## Directive
Every entry below must be repeated exactly; skip the pictures.

## Records to use
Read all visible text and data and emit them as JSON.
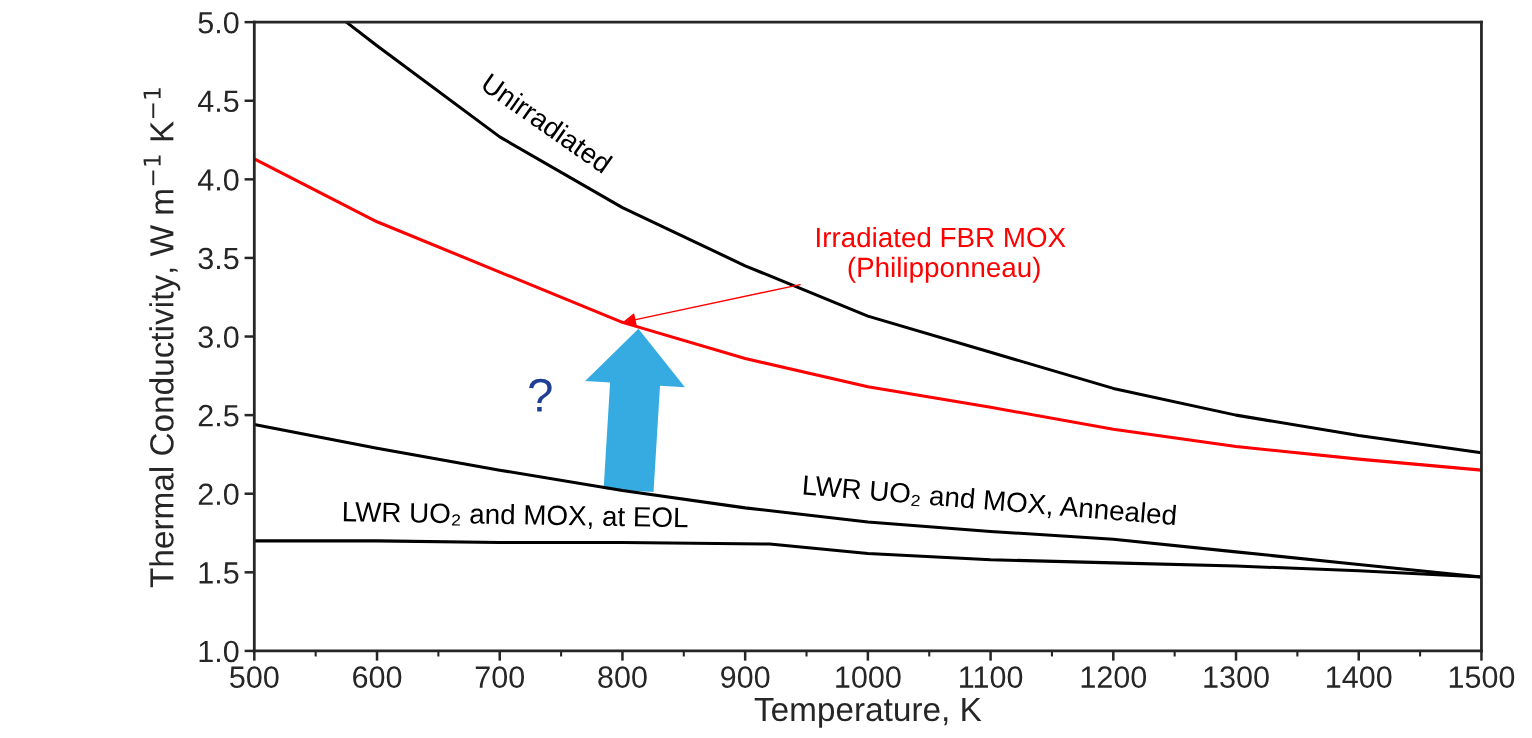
{
  "chart_data": {
    "type": "line",
    "xlabel": "Temperature, K",
    "ylabel": "Thermal Conductivity, W m$^{−1}$ K$^{−1}$",
    "series": [
      {
        "color": "#000000",
        "x": [
          575,
          600,
          700,
          800,
          900,
          1000,
          1100,
          1200,
          1300,
          1400,
          1500
        ],
        "values": [
          5.0,
          4.85,
          4.27,
          3.82,
          3.45,
          3.13,
          2.9,
          2.67,
          2.5,
          2.37,
          2.26
        ]
      },
      {
        "color": "#ff0000",
        "x": [
          500,
          600,
          700,
          800,
          900,
          1000,
          1100,
          1200,
          1300,
          1400,
          1500
        ],
        "values": [
          4.13,
          3.73,
          3.41,
          3.09,
          2.86,
          2.68,
          2.55,
          2.41,
          2.3,
          2.22,
          2.15
        ]
      },
      {
        "color": "#000000",
        "x": [
          500,
          600,
          700,
          800,
          900,
          1000,
          1100,
          1200,
          1300,
          1400,
          1500
        ],
        "values": [
          2.44,
          2.29,
          2.15,
          2.02,
          1.91,
          1.82,
          1.76,
          1.71,
          1.63,
          1.55,
          1.47
        ]
      },
      {
        "color": "#000000",
        "x": [
          500,
          600,
          700,
          800,
          920,
          1000,
          1100,
          1200,
          1300,
          1400,
          1500
        ],
        "values": [
          1.7,
          1.7,
          1.69,
          1.69,
          1.68,
          1.62,
          1.58,
          1.56,
          1.54,
          1.51,
          1.47
        ]
      }
    ],
    "annotations": [
      "Unirradiated",
      {
        "text": "Irradiated FBR MOX\n (Philipponneau)",
        "x": 800,
        "y": 3.09
      },
      "?",
      "LWR UO₂ and MOX, Annealed",
      "LWR UO₂ and MOX, at EOL"
    ],
    "xlim": [
      500,
      1500
    ],
    "xticks": [
      500,
      600,
      700,
      800,
      900,
      1000,
      1100,
      1200,
      1300,
      1400,
      1500
    ],
    "ylim": [
      1.0,
      5.0
    ],
    "yticks": [
      {
        "value": 1,
        "label": "1.0"
      },
      1.5,
      {
        "value": 2,
        "label": "2.0"
      },
      2.5,
      {
        "value": 3,
        "label": "3.0"
      },
      3.5,
      {
        "value": 4,
        "label": "4.0"
      },
      4.5,
      {
        "value": 5,
        "label": "5.0"
      }
    ],
    "grid": false,
    "legend": false,
    "marker": "none",
    "line_style": "solid"
  }
}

## Final result
Read all visible text and data and emit them as JSON.
{
  "chart_data": {
    "type": "line",
    "xlabel": "Temperature, K",
    "ylabel": "Thermal Conductivity, W m$^{−1}$ K$^{−1}$",
    "series": [
      {
        "color": "#000000",
        "x": [
          575,
          600,
          700,
          800,
          900,
          1000,
          1100,
          1200,
          1300,
          1400,
          1500
        ],
        "values": [
          5.0,
          4.85,
          4.27,
          3.82,
          3.45,
          3.13,
          2.9,
          2.67,
          2.5,
          2.37,
          2.26
        ]
      },
      {
        "color": "#ff0000",
        "x": [
          500,
          600,
          700,
          800,
          900,
          1000,
          1100,
          1200,
          1300,
          1400,
          1500
        ],
        "values": [
          4.13,
          3.73,
          3.41,
          3.09,
          2.86,
          2.68,
          2.55,
          2.41,
          2.3,
          2.22,
          2.15
        ]
      },
      {
        "color": "#000000",
        "x": [
          500,
          600,
          700,
          800,
          900,
          1000,
          1100,
          1200,
          1300,
          1400,
          1500
        ],
        "values": [
          2.44,
          2.29,
          2.15,
          2.02,
          1.91,
          1.82,
          1.76,
          1.71,
          1.63,
          1.55,
          1.47
        ]
      },
      {
        "color": "#000000",
        "x": [
          500,
          600,
          700,
          800,
          920,
          1000,
          1100,
          1200,
          1300,
          1400,
          1500
        ],
        "values": [
          1.7,
          1.7,
          1.69,
          1.69,
          1.68,
          1.62,
          1.58,
          1.56,
          1.54,
          1.51,
          1.47
        ]
      }
    ],
    "annotations": [
      "Unirradiated",
      {
        "text": "Irradiated FBR MOX\n (Philipponneau)",
        "x": 800,
        "y": 3.09
      },
      "?",
      "LWR UO₂ and MOX, Annealed",
      "LWR UO₂ and MOX, at EOL"
    ],
    "xlim": [
      500,
      1500
    ],
    "xticks": [
      500,
      600,
      700,
      800,
      900,
      1000,
      1100,
      1200,
      1300,
      1400,
      1500
    ],
    "ylim": [
      1.0,
      5.0
    ],
    "yticks": [
      {
        "value": 1,
        "label": "1.0"
      },
      1.5,
      {
        "value": 2,
        "label": "2.0"
      },
      2.5,
      {
        "value": 3,
        "label": "3.0"
      },
      3.5,
      {
        "value": 4,
        "label": "4.0"
      },
      4.5,
      {
        "value": 5,
        "label": "5.0"
      }
    ],
    "grid": false,
    "legend": false,
    "marker": "none",
    "line_style": "solid"
  }
}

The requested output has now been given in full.